======== Data to process ========

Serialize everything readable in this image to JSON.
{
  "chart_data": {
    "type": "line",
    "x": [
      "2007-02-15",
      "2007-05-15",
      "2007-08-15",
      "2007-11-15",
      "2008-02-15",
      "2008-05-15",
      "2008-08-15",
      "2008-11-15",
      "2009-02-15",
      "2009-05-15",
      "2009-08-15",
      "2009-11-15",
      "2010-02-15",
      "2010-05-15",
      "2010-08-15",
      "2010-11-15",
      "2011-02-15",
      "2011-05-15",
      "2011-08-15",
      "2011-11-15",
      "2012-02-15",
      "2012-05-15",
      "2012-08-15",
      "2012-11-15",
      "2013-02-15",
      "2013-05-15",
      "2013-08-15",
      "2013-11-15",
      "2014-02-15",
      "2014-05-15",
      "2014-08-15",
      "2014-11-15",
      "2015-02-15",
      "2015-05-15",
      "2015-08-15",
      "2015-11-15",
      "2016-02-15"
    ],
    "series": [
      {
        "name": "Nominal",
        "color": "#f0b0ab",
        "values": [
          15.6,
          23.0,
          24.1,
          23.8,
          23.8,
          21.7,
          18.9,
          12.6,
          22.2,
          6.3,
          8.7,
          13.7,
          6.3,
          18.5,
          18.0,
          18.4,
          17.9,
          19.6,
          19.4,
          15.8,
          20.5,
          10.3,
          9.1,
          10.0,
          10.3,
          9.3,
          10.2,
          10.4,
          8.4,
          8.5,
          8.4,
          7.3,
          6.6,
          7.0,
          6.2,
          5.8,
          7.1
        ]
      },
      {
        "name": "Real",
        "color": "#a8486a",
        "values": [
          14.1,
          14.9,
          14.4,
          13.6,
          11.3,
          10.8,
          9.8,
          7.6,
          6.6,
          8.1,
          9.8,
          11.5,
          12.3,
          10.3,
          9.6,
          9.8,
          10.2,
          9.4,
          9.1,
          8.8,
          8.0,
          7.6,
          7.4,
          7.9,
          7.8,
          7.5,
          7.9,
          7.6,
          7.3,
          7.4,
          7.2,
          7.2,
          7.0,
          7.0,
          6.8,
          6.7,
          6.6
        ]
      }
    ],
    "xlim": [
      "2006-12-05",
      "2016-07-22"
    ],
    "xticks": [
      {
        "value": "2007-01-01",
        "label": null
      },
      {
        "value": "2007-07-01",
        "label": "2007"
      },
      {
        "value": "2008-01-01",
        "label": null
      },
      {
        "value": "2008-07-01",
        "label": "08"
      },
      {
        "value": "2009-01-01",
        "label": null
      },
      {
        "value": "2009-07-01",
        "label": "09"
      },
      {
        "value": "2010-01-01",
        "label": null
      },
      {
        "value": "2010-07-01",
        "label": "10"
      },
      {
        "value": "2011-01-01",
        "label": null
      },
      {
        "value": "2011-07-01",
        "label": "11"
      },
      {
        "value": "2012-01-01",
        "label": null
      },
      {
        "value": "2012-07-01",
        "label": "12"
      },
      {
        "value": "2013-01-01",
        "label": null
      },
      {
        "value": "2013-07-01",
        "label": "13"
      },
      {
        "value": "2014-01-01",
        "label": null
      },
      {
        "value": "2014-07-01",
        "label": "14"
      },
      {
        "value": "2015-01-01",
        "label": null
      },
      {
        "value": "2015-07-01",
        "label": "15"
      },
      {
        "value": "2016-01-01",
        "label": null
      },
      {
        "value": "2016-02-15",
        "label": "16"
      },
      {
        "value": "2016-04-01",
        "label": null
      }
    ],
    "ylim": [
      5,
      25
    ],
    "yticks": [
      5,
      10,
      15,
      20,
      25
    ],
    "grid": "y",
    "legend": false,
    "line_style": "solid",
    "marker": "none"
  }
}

========

## Work instructions
Provide all the records again, word for word.

## Answer below
Serialize everything readable in this image to JSON.
{
  "chart_data": {
    "type": "line",
    "x": [
      "2007-02-15",
      "2007-05-15",
      "2007-08-15",
      "2007-11-15",
      "2008-02-15",
      "2008-05-15",
      "2008-08-15",
      "2008-11-15",
      "2009-02-15",
      "2009-05-15",
      "2009-08-15",
      "2009-11-15",
      "2010-02-15",
      "2010-05-15",
      "2010-08-15",
      "2010-11-15",
      "2011-02-15",
      "2011-05-15",
      "2011-08-15",
      "2011-11-15",
      "2012-02-15",
      "2012-05-15",
      "2012-08-15",
      "2012-11-15",
      "2013-02-15",
      "2013-05-15",
      "2013-08-15",
      "2013-11-15",
      "2014-02-15",
      "2014-05-15",
      "2014-08-15",
      "2014-11-15",
      "2015-02-15",
      "2015-05-15",
      "2015-08-15",
      "2015-11-15",
      "2016-02-15"
    ],
    "series": [
      {
        "name": "Nominal",
        "color": "#f0b0ab",
        "values": [
          15.6,
          23.0,
          24.1,
          23.8,
          23.8,
          21.7,
          18.9,
          12.6,
          22.2,
          6.3,
          8.7,
          13.7,
          6.3,
          18.5,
          18.0,
          18.4,
          17.9,
          19.6,
          19.4,
          15.8,
          20.5,
          10.3,
          9.1,
          10.0,
          10.3,
          9.3,
          10.2,
          10.4,
          8.4,
          8.5,
          8.4,
          7.3,
          6.6,
          7.0,
          6.2,
          5.8,
          7.1
        ]
      },
      {
        "name": "Real",
        "color": "#a8486a",
        "values": [
          14.1,
          14.9,
          14.4,
          13.6,
          11.3,
          10.8,
          9.8,
          7.6,
          6.6,
          8.1,
          9.8,
          11.5,
          12.3,
          10.3,
          9.6,
          9.8,
          10.2,
          9.4,
          9.1,
          8.8,
          8.0,
          7.6,
          7.4,
          7.9,
          7.8,
          7.5,
          7.9,
          7.6,
          7.3,
          7.4,
          7.2,
          7.2,
          7.0,
          7.0,
          6.8,
          6.7,
          6.6
        ]
      }
    ],
    "xlim": [
      "2006-12-05",
      "2016-07-22"
    ],
    "xticks": [
      {
        "value": "2007-01-01",
        "label": null
      },
      {
        "value": "2007-07-01",
        "label": "2007"
      },
      {
        "value": "2008-01-01",
        "label": null
      },
      {
        "value": "2008-07-01",
        "label": "08"
      },
      {
        "value": "2009-01-01",
        "label": null
      },
      {
        "value": "2009-07-01",
        "label": "09"
      },
      {
        "value": "2010-01-01",
        "label": null
      },
      {
        "value": "2010-07-01",
        "label": "10"
      },
      {
        "value": "2011-01-01",
        "label": null
      },
      {
        "value": "2011-07-01",
        "label": "11"
      },
      {
        "value": "2012-01-01",
        "label": null
      },
      {
        "value": "2012-07-01",
        "label": "12"
      },
      {
        "value": "2013-01-01",
        "label": null
      },
      {
        "value": "2013-07-01",
        "label": "13"
      },
      {
        "value": "2014-01-01",
        "label": null
      },
      {
        "value": "2014-07-01",
        "label": "14"
      },
      {
        "value": "2015-01-01",
        "label": null
      },
      {
        "value": "2015-07-01",
        "label": "15"
      },
      {
        "value": "2016-01-01",
        "label": null
      },
      {
        "value": "2016-02-15",
        "label": "16"
      },
      {
        "value": "2016-04-01",
        "label": null
      }
    ],
    "ylim": [
      5,
      25
    ],
    "yticks": [
      5,
      10,
      15,
      20,
      25
    ],
    "grid": "y",
    "legend": false,
    "line_style": "solid",
    "marker": "none"
  }
}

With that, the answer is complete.